▶ Stated goal: For every line in the data below that contains "relative", copy the line.

▶ Supplied records:
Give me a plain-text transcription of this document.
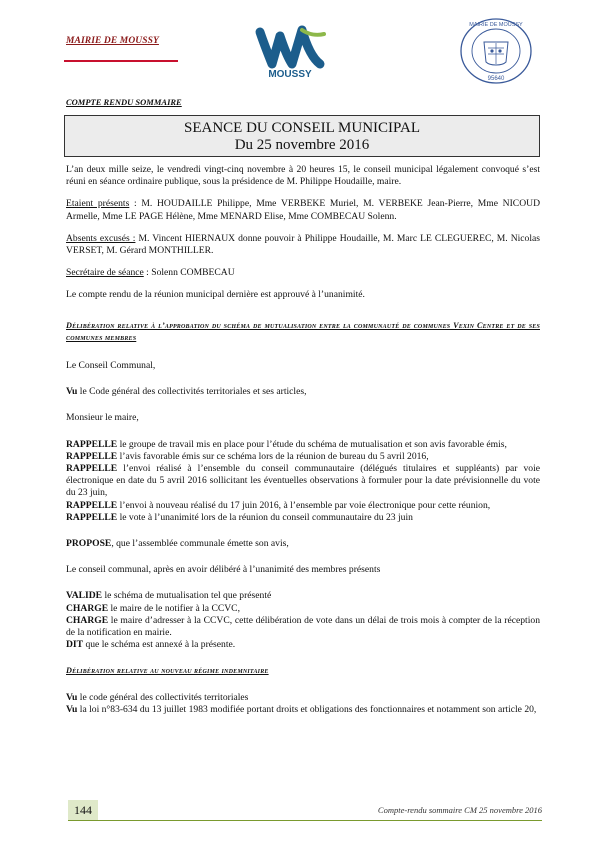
MAIRIE DE MOUSSY
MOUSSY
MAIRIE DE MOUSSY
95640
COMPTE RENDU SOMMAIRE
SEANCE DU CONSEIL MUNICIPAL
Du 25 novembre 2016

L’an deux mille seize, le vendredi vingt-cinq novembre à 20 heures 15, le conseil municipal légalement convoqué s’est réuni en séance ordinaire publique, sous la présidence de M. Philippe Houdaille, maire.

Etaient présents : M. HOUDAILLE Philippe, Mme VERBEKE Muriel, M. VERBEKE Jean-Pierre, Mme NICOUD Armelle, Mme LE PAGE Hélène, Mme MENARD Elise, Mme COMBECAU Solenn.

Absents excusés : M. Vincent HIERNAUX donne pouvoir à Philippe Houdaille, M. Marc LE CLEGUEREC, M. Nicolas VERSET, M. Gérard MONTHILLER.

Secrétaire de séance : Solenn COMBECAU

Le compte rendu de la réunion municipal dernière est approuvé à l’unanimité.

Délibération relative à l’approbation du schéma de mutualisation entre la communauté de communes Vexin Centre et de ses communes membres

Le Conseil Communal,

Vu le Code général des collectivités territoriales et ses articles,

Monsieur le maire,

RAPPELLE le groupe de travail mis en place pour l’étude du schéma de mutualisation et son avis favorable émis,

RAPPELLE l’avis favorable émis sur ce schéma lors de la réunion de bureau du 5 avril 2016,

RAPPELLE l’envoi réalisé à l’ensemble du conseil communautaire (délégués titulaires et suppléants) par voie électronique en date du 5 avril 2016 sollicitant les éventuelles observations à formuler pour la date prévisionnelle du vote du 23 juin,

RAPPELLE l’envoi à nouveau réalisé du 17 juin 2016, à l’ensemble par voie électronique pour cette réunion,

RAPPELLE le vote à l’unanimité lors de la réunion du conseil communautaire du 23 juin

PROPOSE, que l’assemblée communale émette son avis,

Le conseil communal, après en avoir délibéré à l’unanimité des membres présents

VALIDE le schéma de mutualisation tel que présenté

CHARGE le maire de le notifier à la CCVC,

CHARGE le maire d’adresser à la CCVC, cette délibération de vote dans un délai de trois mois à compter de la réception de la notification en mairie.

DIT que le schéma est annexé à la présente.

Délibération relative au nouveau régime indemnitaire

Vu le code général des collectivités territoriales

Vu la loi n°83-634 du 13 juillet 1983 modifiée portant droits et obligations des fonctionnaires et notamment son article 20,

144	Compte-rendu sommaire CM 25 novembre 2016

▶ Task response:
Délibération relative à l’approbation du schéma de mutualisation entre la communauté de communes Vexin Centre et de ses communes membres
Délibération relative au nouveau régime indemnitaire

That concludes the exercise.